### [Exercise passage]
********

In this article, we implemented Google OAuth flow from scratch using TypeScript and Node.js. The API has all the required functionalities, for example, signing up users, signing users into the API, authenticating with Google OAuth, and logging users out of the application.
Hi,
Thanks, great tuto!
I’ve followed every step, but I have an issue at the end: When I select my Google user and validate, Google tell me:
Access blocked: This app’s request is invalid
Error 400: redirect_uri_mismatch
Any idea where that could come from?
Also, I didn’t understood why you asked to clone the node.js repo (Run the Node.js Google OAuth2 Project), and the create a new nodejs server (Setup the Node.js Project) ?
Regards,
That’s because the redirect URI available in the
.envfile does not match the one used when creating the OAuth credentials. Follow the steps on how to create the Google OAuth credentials to ensure the redirect URI is correct.

********

### [Explore the material]
1 - Transcribe the Google OAuth discussion starting at "I’ve followed every" and ending at "Node.js Project) ?".
2 - In the Google OAuth discussion, what error code and message did Google display after the commenter selected a Google user?

[Document understanding data]
********

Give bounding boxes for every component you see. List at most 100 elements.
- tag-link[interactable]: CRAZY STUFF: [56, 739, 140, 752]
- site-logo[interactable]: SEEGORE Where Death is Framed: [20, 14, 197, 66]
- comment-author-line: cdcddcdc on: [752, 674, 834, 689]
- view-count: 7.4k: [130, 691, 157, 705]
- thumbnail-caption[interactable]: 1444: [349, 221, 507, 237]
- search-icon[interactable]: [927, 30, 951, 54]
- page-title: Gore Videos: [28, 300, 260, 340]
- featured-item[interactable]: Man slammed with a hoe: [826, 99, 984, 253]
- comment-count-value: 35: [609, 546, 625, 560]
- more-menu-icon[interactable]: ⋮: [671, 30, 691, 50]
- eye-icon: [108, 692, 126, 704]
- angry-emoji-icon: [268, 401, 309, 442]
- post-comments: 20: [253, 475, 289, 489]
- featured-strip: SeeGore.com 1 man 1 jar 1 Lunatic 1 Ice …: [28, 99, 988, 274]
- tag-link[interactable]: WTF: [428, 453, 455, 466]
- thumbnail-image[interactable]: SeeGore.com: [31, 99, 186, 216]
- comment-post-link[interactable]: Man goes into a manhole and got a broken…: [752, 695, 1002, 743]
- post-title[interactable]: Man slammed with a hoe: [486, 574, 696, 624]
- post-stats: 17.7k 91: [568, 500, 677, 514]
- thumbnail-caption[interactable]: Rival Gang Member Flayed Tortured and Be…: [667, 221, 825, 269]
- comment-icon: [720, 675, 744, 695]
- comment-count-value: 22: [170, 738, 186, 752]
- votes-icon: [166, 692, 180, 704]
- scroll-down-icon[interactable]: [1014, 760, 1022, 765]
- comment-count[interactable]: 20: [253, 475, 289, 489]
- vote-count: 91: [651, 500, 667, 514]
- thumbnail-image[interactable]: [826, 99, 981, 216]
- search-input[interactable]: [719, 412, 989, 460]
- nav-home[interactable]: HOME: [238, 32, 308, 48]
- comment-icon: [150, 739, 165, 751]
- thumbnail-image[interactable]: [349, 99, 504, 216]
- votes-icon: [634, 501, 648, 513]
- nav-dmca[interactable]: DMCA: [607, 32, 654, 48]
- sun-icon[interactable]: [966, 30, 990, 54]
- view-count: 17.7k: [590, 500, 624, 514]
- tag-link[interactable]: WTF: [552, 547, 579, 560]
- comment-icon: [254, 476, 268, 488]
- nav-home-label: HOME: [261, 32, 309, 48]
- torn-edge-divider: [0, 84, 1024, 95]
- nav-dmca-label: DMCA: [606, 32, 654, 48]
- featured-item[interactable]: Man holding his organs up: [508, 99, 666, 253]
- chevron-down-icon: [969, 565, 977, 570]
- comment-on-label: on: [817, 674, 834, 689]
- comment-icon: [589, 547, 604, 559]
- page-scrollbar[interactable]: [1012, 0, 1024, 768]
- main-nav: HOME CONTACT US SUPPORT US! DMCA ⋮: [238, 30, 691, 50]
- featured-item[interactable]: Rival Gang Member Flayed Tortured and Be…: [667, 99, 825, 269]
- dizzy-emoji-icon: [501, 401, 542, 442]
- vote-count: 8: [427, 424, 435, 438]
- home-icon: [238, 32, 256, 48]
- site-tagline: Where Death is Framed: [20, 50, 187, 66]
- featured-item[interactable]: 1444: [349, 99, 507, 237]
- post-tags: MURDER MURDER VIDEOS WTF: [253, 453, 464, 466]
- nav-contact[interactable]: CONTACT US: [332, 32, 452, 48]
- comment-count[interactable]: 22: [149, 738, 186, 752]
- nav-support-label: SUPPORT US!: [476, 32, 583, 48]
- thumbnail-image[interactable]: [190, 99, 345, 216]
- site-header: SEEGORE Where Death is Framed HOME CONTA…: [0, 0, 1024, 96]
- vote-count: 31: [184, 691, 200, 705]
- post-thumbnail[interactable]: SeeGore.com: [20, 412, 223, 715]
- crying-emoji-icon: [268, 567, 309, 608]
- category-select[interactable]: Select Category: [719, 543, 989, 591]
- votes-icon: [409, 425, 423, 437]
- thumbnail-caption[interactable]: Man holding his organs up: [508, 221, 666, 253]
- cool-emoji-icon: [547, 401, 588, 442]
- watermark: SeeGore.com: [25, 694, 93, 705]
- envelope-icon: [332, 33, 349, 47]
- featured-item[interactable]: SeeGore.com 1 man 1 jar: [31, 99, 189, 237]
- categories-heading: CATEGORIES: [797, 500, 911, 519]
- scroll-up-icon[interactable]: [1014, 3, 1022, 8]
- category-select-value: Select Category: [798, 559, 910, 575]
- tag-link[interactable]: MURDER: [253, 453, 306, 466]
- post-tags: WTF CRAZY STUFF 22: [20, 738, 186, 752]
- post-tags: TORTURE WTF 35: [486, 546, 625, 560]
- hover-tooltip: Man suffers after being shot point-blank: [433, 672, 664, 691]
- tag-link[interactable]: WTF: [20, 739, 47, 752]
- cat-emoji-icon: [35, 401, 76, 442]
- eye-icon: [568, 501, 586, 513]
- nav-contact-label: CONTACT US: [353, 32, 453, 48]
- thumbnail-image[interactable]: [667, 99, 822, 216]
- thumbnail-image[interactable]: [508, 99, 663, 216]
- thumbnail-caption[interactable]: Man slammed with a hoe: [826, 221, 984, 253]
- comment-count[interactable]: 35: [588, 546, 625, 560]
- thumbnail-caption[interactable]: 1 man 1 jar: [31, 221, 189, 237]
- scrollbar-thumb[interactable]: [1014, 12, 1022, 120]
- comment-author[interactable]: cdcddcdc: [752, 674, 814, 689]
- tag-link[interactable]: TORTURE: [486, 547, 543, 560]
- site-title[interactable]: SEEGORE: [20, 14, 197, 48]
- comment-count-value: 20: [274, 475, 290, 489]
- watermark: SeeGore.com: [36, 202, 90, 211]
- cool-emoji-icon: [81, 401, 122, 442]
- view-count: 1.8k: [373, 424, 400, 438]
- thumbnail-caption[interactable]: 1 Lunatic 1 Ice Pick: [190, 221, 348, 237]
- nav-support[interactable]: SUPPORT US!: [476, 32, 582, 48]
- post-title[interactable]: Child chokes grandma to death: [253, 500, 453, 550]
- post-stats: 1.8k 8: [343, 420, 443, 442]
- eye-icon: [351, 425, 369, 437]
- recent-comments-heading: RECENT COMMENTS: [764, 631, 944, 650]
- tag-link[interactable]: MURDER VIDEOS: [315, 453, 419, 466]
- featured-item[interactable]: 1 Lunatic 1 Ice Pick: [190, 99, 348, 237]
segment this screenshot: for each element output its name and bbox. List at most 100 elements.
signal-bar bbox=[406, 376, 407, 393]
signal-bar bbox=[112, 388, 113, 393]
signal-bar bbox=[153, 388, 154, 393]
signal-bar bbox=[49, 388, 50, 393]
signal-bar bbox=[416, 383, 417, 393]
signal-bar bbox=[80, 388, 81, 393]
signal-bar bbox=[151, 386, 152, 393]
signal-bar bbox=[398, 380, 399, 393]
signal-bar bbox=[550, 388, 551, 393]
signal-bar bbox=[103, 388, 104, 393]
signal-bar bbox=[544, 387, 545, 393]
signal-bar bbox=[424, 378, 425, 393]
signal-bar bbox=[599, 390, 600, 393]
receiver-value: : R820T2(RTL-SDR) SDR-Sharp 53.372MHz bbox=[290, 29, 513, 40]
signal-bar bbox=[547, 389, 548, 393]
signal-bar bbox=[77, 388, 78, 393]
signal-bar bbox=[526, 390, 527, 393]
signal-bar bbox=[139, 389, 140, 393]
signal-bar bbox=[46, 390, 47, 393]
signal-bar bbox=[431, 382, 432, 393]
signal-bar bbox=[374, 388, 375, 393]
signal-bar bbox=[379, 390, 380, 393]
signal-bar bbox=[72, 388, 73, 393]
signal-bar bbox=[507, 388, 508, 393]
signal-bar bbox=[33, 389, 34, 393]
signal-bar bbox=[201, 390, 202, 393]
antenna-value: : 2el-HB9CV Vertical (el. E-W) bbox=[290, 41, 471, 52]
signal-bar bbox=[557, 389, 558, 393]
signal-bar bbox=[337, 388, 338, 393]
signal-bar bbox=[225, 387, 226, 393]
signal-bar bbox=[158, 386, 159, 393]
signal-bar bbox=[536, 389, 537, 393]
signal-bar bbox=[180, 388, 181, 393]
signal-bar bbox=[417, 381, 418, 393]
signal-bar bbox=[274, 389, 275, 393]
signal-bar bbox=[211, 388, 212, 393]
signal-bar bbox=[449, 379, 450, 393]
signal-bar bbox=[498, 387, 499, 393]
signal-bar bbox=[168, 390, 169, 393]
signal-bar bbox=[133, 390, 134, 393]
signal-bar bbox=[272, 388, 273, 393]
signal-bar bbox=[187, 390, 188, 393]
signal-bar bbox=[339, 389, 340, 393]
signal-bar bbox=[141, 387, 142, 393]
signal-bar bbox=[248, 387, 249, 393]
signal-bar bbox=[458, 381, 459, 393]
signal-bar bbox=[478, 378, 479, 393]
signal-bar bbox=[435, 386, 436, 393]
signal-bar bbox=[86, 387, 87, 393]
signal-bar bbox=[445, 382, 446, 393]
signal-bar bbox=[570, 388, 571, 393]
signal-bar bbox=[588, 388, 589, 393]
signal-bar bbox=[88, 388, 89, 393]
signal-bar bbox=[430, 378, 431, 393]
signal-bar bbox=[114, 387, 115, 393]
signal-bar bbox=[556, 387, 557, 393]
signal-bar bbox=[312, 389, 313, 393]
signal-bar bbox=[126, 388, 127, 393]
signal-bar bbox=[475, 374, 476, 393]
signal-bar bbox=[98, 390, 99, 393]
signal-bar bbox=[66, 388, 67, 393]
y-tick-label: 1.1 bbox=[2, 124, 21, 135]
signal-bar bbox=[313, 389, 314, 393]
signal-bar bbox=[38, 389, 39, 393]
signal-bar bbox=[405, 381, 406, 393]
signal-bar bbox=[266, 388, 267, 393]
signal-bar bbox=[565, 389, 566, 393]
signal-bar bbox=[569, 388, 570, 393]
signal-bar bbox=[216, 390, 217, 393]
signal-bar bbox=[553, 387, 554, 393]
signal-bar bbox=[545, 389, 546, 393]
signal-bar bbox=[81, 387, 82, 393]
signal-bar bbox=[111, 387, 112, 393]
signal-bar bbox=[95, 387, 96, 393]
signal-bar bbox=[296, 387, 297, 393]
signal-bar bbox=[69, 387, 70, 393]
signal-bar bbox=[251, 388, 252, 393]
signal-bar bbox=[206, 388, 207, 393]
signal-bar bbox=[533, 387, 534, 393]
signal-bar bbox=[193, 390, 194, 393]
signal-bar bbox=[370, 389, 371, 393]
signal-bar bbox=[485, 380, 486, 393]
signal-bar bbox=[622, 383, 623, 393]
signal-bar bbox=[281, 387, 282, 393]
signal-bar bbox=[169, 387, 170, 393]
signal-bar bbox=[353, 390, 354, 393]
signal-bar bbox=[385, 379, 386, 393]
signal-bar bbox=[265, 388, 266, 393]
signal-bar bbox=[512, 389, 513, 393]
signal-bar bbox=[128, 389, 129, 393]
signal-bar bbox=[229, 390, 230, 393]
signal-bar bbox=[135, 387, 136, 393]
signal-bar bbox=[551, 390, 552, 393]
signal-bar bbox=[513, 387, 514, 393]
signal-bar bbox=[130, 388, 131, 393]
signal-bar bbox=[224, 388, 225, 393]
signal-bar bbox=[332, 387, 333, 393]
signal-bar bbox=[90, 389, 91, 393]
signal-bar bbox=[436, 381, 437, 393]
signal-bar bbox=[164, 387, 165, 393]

********

### [Solutions]
1 -
I’ve followed every step, but I have an issue at the end: When I select my Google user and validate, Google tell me:
Access blocked: This app’s request is invalid
Error 400: redirect_uri_mismatch
Any idea where that could come from?
Also, I didn’t understood why you asked to clone the node.js repo (Run the Node.js Google OAuth2 Project), and the create a new nodejs server (Setup the Node.js Project) ?

2 - Error 400: redirect_uri_mismatch